Collected data entries:

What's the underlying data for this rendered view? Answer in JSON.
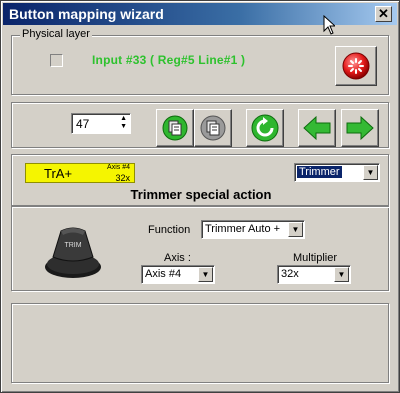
{
  "window": {
    "title": "Button mapping wizard",
    "close_glyph": "✕"
  },
  "physical_layer": {
    "legend": "Physical layer",
    "input_text": "Input #33 ( Reg#5  Line#1 )"
  },
  "controls": {
    "spin_value": "47",
    "icons": [
      "copy-green-icon",
      "copy-gray-icon",
      "refresh-icon",
      "arrow-left-icon",
      "arrow-right-icon"
    ]
  },
  "action": {
    "badge_main": "TrA+",
    "badge_axis": "Axis #4",
    "badge_multiplier": "32x",
    "type_selected": "Trimmer",
    "heading": "Trimmer special action",
    "function_label": "Function",
    "function_value": "Trimmer Auto +",
    "axis_label": "Axis :",
    "axis_value": "Axis #4",
    "multiplier_label": "Multiplier",
    "multiplier_value": "32x",
    "trim_knob_text": "TRIM"
  },
  "colors": {
    "accent_green": "#2ec22e",
    "badge_yellow": "#f5f500",
    "title_blue": "#0a246a"
  }
}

What needs to be done -
Leave the images out, please, and restate each line word for word.

Answer -
What's the underlying data for this rendered view? Answer in JSON.
{
  "window": {
    "title": "Button mapping wizard",
    "close_glyph": "✕"
  },
  "physical_layer": {
    "legend": "Physical layer",
    "input_text": "Input #33 ( Reg#5  Line#1 )"
  },
  "controls": {
    "spin_value": "47",
    "icons": [
      "copy-green-icon",
      "copy-gray-icon",
      "refresh-icon",
      "arrow-left-icon",
      "arrow-right-icon"
    ]
  },
  "action": {
    "badge_main": "TrA+",
    "badge_axis": "Axis #4",
    "badge_multiplier": "32x",
    "type_selected": "Trimmer",
    "heading": "Trimmer special action",
    "function_label": "Function",
    "function_value": "Trimmer Auto +",
    "axis_label": "Axis :",
    "axis_value": "Axis #4",
    "multiplier_label": "Multiplier",
    "multiplier_value": "32x",
    "trim_knob_text": "TRIM"
  },
  "colors": {
    "accent_green": "#2ec22e",
    "badge_yellow": "#f5f500",
    "title_blue": "#0a246a"
  }
}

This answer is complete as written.